● **Material provided**:
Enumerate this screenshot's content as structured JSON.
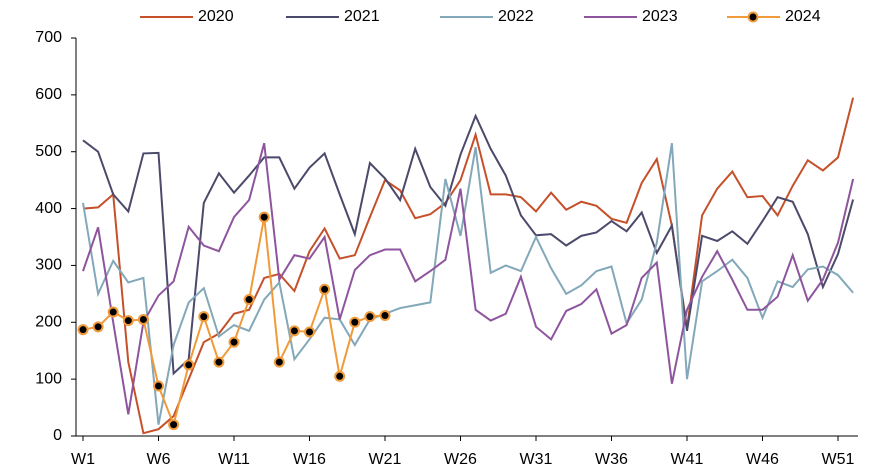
{
  "chart_data": {
    "type": "line",
    "categories": [
      "W1",
      null,
      null,
      null,
      null,
      "W6",
      null,
      null,
      null,
      null,
      "W11",
      null,
      null,
      null,
      null,
      "W16",
      null,
      null,
      null,
      null,
      "W21",
      null,
      null,
      null,
      null,
      "W26",
      null,
      null,
      null,
      null,
      "W31",
      null,
      null,
      null,
      null,
      "W36",
      null,
      null,
      null,
      null,
      "W41",
      null,
      null,
      null,
      null,
      "W46",
      null,
      null,
      null,
      null,
      "W51",
      null
    ],
    "ylim": [
      0,
      700
    ],
    "yticks": [
      0,
      100,
      200,
      300,
      400,
      500,
      600,
      700
    ],
    "grid": false,
    "legend": "top",
    "series": [
      {
        "name": "2020",
        "color": "#c5502a",
        "marker": false,
        "values": [
          400,
          402,
          425,
          130,
          5,
          12,
          35,
          100,
          165,
          180,
          215,
          222,
          278,
          285,
          255,
          325,
          365,
          312,
          318,
          385,
          450,
          432,
          383,
          390,
          410,
          450,
          530,
          425,
          425,
          420,
          395,
          428,
          398,
          412,
          405,
          382,
          375,
          445,
          487,
          370,
          190,
          388,
          435,
          465,
          420,
          422,
          388,
          440,
          485,
          467,
          490,
          595
        ]
      },
      {
        "name": "2021",
        "color": "#4b4a6b",
        "marker": false,
        "values": [
          520,
          500,
          425,
          395,
          497,
          498,
          110,
          135,
          410,
          462,
          428,
          458,
          490,
          490,
          435,
          472,
          497,
          425,
          355,
          480,
          453,
          415,
          505,
          438,
          405,
          495,
          563,
          505,
          458,
          388,
          353,
          355,
          335,
          352,
          358,
          378,
          360,
          393,
          322,
          370,
          185,
          352,
          343,
          360,
          338,
          378,
          420,
          412,
          355,
          262,
          320,
          416
        ]
      },
      {
        "name": "2022",
        "color": "#82a8b9",
        "marker": false,
        "values": [
          410,
          250,
          308,
          270,
          278,
          20,
          160,
          235,
          260,
          175,
          195,
          185,
          240,
          270,
          135,
          170,
          208,
          205,
          160,
          205,
          215,
          225,
          230,
          235,
          452,
          352,
          508,
          287,
          300,
          290,
          350,
          295,
          250,
          265,
          290,
          298,
          198,
          240,
          340,
          515,
          100,
          272,
          290,
          310,
          278,
          208,
          272,
          262,
          293,
          298,
          283,
          252
        ]
      },
      {
        "name": "2023",
        "color": "#8e559e",
        "marker": false,
        "values": [
          290,
          367,
          200,
          38,
          200,
          247,
          272,
          368,
          335,
          325,
          385,
          415,
          515,
          275,
          318,
          312,
          350,
          205,
          292,
          318,
          328,
          328,
          272,
          290,
          310,
          435,
          222,
          203,
          215,
          280,
          192,
          170,
          220,
          232,
          258,
          180,
          195,
          278,
          305,
          92,
          222,
          280,
          325,
          275,
          222,
          222,
          245,
          318,
          238,
          275,
          340,
          452
        ]
      },
      {
        "name": "2024",
        "color": "#f09a3a",
        "marker": true,
        "values": [
          187,
          192,
          218,
          203,
          205,
          88,
          20,
          125,
          210,
          130,
          165,
          240,
          385,
          130,
          185,
          183,
          258,
          105,
          200,
          210,
          212,
          null,
          null,
          null,
          null,
          null,
          null,
          null,
          null,
          null,
          null,
          null,
          null,
          null,
          null,
          null,
          null,
          null,
          null,
          null,
          null,
          null,
          null,
          null,
          null,
          null,
          null,
          null,
          null,
          null,
          null,
          null
        ]
      }
    ]
  }
}
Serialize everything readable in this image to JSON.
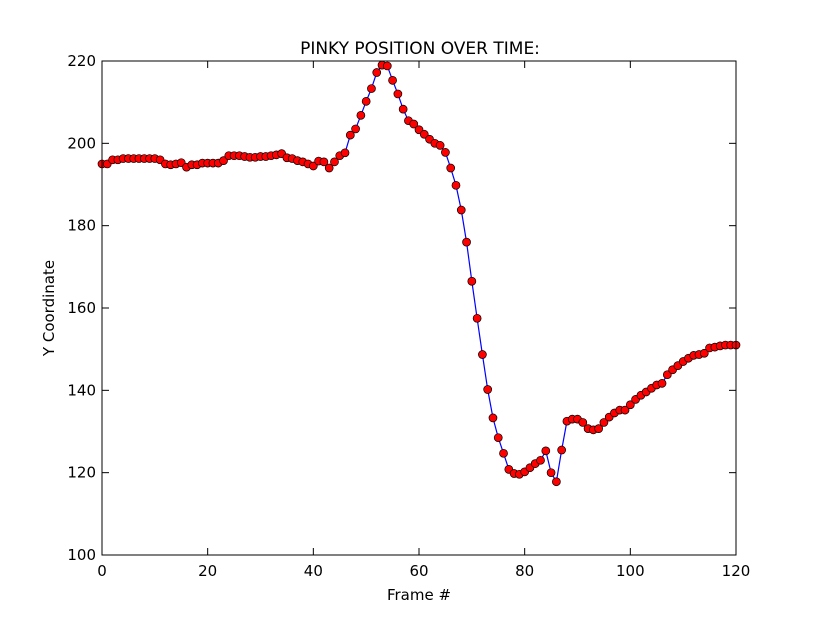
{
  "chart_data": {
    "type": "line",
    "title": "PINKY POSITION OVER TIME:",
    "xlabel": "Frame #",
    "ylabel": "Y Coordinate",
    "xlim": [
      0,
      120
    ],
    "ylim": [
      100,
      220
    ],
    "xticks": [
      0,
      20,
      40,
      60,
      80,
      100,
      120
    ],
    "yticks": [
      100,
      120,
      140,
      160,
      180,
      200,
      220
    ],
    "grid": false,
    "line_color": "#0000ff",
    "marker_color": "#ff0000",
    "marker_edge_color": "#000000",
    "series": [
      {
        "x": [
          0,
          1,
          2,
          3,
          4,
          5,
          6,
          7,
          8,
          9,
          10,
          11,
          12,
          13,
          14,
          15,
          16,
          17,
          18,
          19,
          20,
          21,
          22,
          23,
          24,
          25,
          26,
          27,
          28,
          29,
          30,
          31,
          32,
          33,
          34,
          35,
          36,
          37,
          38,
          39,
          40,
          41,
          42,
          43,
          44,
          45,
          46,
          47,
          48,
          49,
          50,
          51,
          52,
          53,
          54,
          55,
          56,
          57,
          58,
          59,
          60,
          61,
          62,
          63,
          64,
          65,
          66,
          67,
          68,
          69,
          70,
          71,
          72,
          73,
          74,
          75,
          76,
          77,
          78,
          79,
          80,
          81,
          82,
          83,
          84,
          85,
          86,
          87,
          88,
          89,
          90,
          91,
          92,
          93,
          94,
          95,
          96,
          97,
          98,
          99,
          100,
          101,
          102,
          103,
          104,
          105,
          106,
          107,
          108,
          109,
          110,
          111,
          112,
          113,
          114,
          115,
          116,
          117,
          118,
          119,
          120
        ],
        "y": [
          195,
          195,
          196,
          196,
          196.3,
          196.3,
          196.3,
          196.3,
          196.3,
          196.3,
          196.3,
          196,
          195,
          194.8,
          195,
          195.3,
          194.2,
          194.8,
          194.8,
          195.2,
          195.2,
          195.2,
          195.2,
          195.8,
          197,
          197,
          197,
          196.8,
          196.6,
          196.6,
          196.8,
          196.8,
          197,
          197.2,
          197.5,
          196.5,
          196.3,
          195.8,
          195.5,
          195,
          194.5,
          195.7,
          195.5,
          194,
          195.5,
          197,
          197.7,
          202,
          203.5,
          206.8,
          210.2,
          213.3,
          217.2,
          219,
          218.8,
          215.3,
          212,
          208.3,
          205.5,
          204.7,
          203.3,
          202.2,
          201,
          200,
          199.5,
          197.8,
          194,
          189.8,
          183.8,
          176,
          166.5,
          157.5,
          148.7,
          140.2,
          133.3,
          128.5,
          124.7,
          120.8,
          119.8,
          119.6,
          120.2,
          121.2,
          122.2,
          123,
          125.3,
          120,
          117.8,
          125.5,
          132.5,
          133,
          133,
          132.2,
          130.7,
          130.4,
          130.7,
          132.2,
          133.5,
          134.5,
          135.2,
          135.2,
          136.5,
          137.8,
          138.8,
          139.6,
          140.5,
          141.3,
          141.7,
          143.8,
          145,
          146,
          147,
          147.8,
          148.5,
          148.7,
          149,
          150.3,
          150.5,
          150.8,
          151,
          151,
          151
        ]
      }
    ]
  }
}
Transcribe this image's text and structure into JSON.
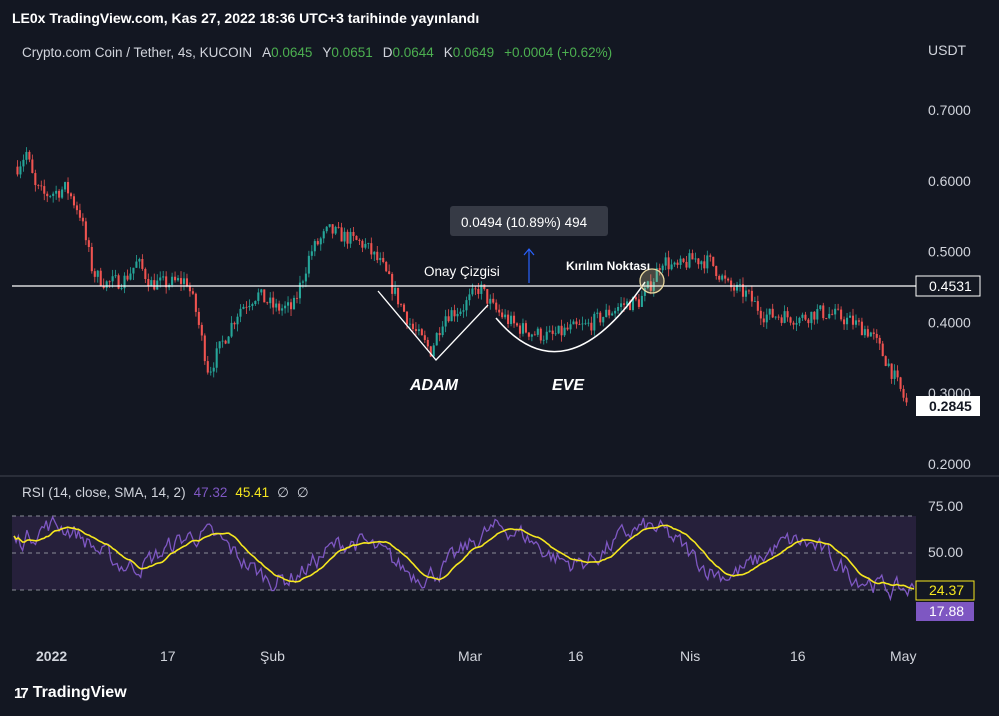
{
  "header": {
    "title": "LE0x TradingView.com, Kas 27, 2022 18:36 UTC+3 tarihinde yayınlandı"
  },
  "symbol": {
    "name": "Crypto.com Coin / Tether, 4s, KUCOIN",
    "open_label": "A",
    "open": "0.0645",
    "high_label": "Y",
    "high": "0.0651",
    "low_label": "D",
    "low": "0.0644",
    "close_label": "K",
    "close": "0.0649",
    "change": "+0.0004 (+0.62%)"
  },
  "rsi": {
    "label": "RSI (14, close, SMA, 14, 2)",
    "value": "47.32",
    "sma": "45.41",
    "extra1": "∅",
    "extra2": "∅",
    "current": "17.88",
    "current_sma": "24.37",
    "levels": [
      "75.00",
      "50.00"
    ]
  },
  "colors": {
    "background": "#131722",
    "up": "#26a69a",
    "down": "#ef5350",
    "rsi": "#7e57c2",
    "rsi_sma": "#f5e71f",
    "rsi_band": "#2a2240"
  },
  "annotations": {
    "onay": "Onay Çizgisi",
    "kirilim": "Kırılım Noktası",
    "adam": "ADAM",
    "eve": "EVE",
    "measure": "0.0494 (10.89%) 494"
  },
  "watermark": "TradingView",
  "chart_data": {
    "type": "candlestick",
    "quote_currency": "USDT",
    "y_ticks": [
      "0.7000",
      "0.6000",
      "0.5000",
      "0.4000",
      "0.3000",
      "0.2000"
    ],
    "ylim": [
      0.2,
      0.7
    ],
    "x_ticks": [
      "2022",
      "17",
      "Şub",
      "Mar",
      "16",
      "Nis",
      "16",
      "May"
    ],
    "horizontal_line": "0.4531",
    "last_price": "0.2845",
    "price_path": [
      [
        0,
        0.62
      ],
      [
        0.01,
        0.64
      ],
      [
        0.02,
        0.59
      ],
      [
        0.03,
        0.58
      ],
      [
        0.045,
        0.585
      ],
      [
        0.055,
        0.59
      ],
      [
        0.07,
        0.555
      ],
      [
        0.085,
        0.47
      ],
      [
        0.1,
        0.455
      ],
      [
        0.12,
        0.46
      ],
      [
        0.135,
        0.485
      ],
      [
        0.15,
        0.455
      ],
      [
        0.17,
        0.455
      ],
      [
        0.19,
        0.46
      ],
      [
        0.2,
        0.42
      ],
      [
        0.215,
        0.33
      ],
      [
        0.23,
        0.37
      ],
      [
        0.25,
        0.42
      ],
      [
        0.27,
        0.44
      ],
      [
        0.29,
        0.42
      ],
      [
        0.31,
        0.42
      ],
      [
        0.33,
        0.5
      ],
      [
        0.35,
        0.53
      ],
      [
        0.37,
        0.52
      ],
      [
        0.39,
        0.51
      ],
      [
        0.41,
        0.48
      ],
      [
        0.425,
        0.44
      ],
      [
        0.445,
        0.39
      ],
      [
        0.465,
        0.36
      ],
      [
        0.48,
        0.41
      ],
      [
        0.5,
        0.42
      ],
      [
        0.52,
        0.45
      ],
      [
        0.535,
        0.42
      ],
      [
        0.56,
        0.395
      ],
      [
        0.58,
        0.385
      ],
      [
        0.6,
        0.38
      ],
      [
        0.62,
        0.39
      ],
      [
        0.64,
        0.395
      ],
      [
        0.66,
        0.41
      ],
      [
        0.68,
        0.425
      ],
      [
        0.7,
        0.43
      ],
      [
        0.715,
        0.46
      ],
      [
        0.725,
        0.49
      ],
      [
        0.74,
        0.475
      ],
      [
        0.76,
        0.49
      ],
      [
        0.78,
        0.485
      ],
      [
        0.8,
        0.45
      ],
      [
        0.82,
        0.44
      ],
      [
        0.84,
        0.41
      ],
      [
        0.86,
        0.41
      ],
      [
        0.88,
        0.405
      ],
      [
        0.9,
        0.415
      ],
      [
        0.92,
        0.41
      ],
      [
        0.94,
        0.4
      ],
      [
        0.96,
        0.385
      ],
      [
        0.98,
        0.34
      ],
      [
        1,
        0.285
      ]
    ]
  }
}
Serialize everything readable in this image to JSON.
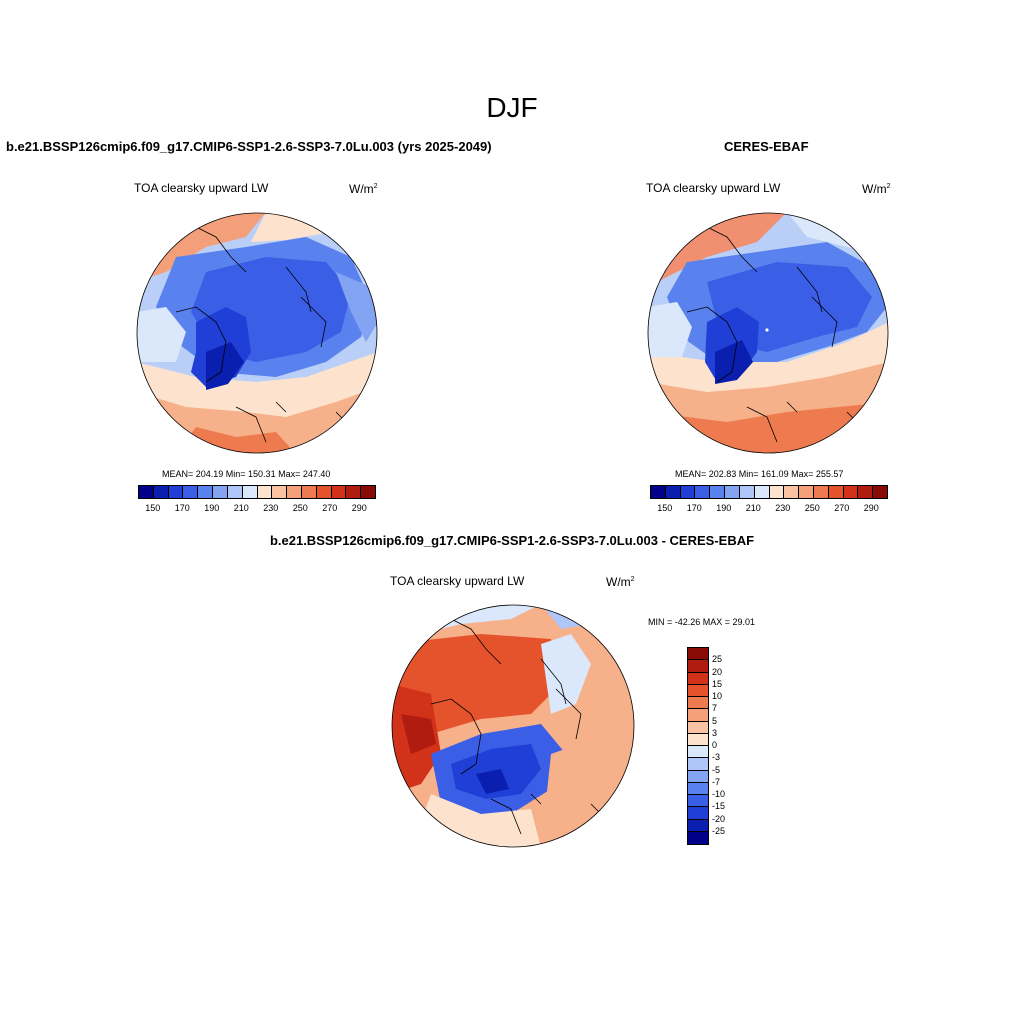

● **Stated task**: Pull out all lines from the entries above in which the word "JSON" appears.

● **Task answer**:
Enumerate this screenshot's content as structured JSON.
Serialize everything readable in this image to JSON.
Transcribe this image's text and structure into JSON.
Serialize everything readable in this image to JSON.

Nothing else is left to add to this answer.